Problem details:
Please restate the following records word for word.

Material supplied:

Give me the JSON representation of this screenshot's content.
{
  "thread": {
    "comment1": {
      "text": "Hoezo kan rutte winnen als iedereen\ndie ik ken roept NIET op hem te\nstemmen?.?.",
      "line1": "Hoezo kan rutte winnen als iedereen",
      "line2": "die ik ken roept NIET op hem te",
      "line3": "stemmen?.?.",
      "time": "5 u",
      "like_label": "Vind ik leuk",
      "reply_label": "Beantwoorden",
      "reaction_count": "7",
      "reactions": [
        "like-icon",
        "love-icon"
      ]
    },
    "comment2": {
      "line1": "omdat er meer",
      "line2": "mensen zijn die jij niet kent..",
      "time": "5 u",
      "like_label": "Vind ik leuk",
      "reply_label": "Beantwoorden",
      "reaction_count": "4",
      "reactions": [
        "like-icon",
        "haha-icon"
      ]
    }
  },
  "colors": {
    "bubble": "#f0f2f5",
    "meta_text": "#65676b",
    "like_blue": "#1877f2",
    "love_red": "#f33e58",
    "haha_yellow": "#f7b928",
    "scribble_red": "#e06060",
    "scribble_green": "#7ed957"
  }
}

Answer to the problem:
Give me the JSON representation of this screenshot's content.
{
  "thread": {
    "comment1": {
      "text": "Hoezo kan rutte winnen als iedereen\ndie ik ken roept NIET op hem te\nstemmen?.?.",
      "line1": "Hoezo kan rutte winnen als iedereen",
      "line2": "die ik ken roept NIET op hem te",
      "line3": "stemmen?.?.",
      "time": "5 u",
      "like_label": "Vind ik leuk",
      "reply_label": "Beantwoorden",
      "reaction_count": "7",
      "reactions": [
        "like-icon",
        "love-icon"
      ]
    },
    "comment2": {
      "line1": "omdat er meer",
      "line2": "mensen zijn die jij niet kent..",
      "time": "5 u",
      "like_label": "Vind ik leuk",
      "reply_label": "Beantwoorden",
      "reaction_count": "4",
      "reactions": [
        "like-icon",
        "haha-icon"
      ]
    }
  },
  "colors": {
    "bubble": "#f0f2f5",
    "meta_text": "#65676b",
    "like_blue": "#1877f2",
    "love_red": "#f33e58",
    "haha_yellow": "#f7b928",
    "scribble_red": "#e06060",
    "scribble_green": "#7ed957"
  }
}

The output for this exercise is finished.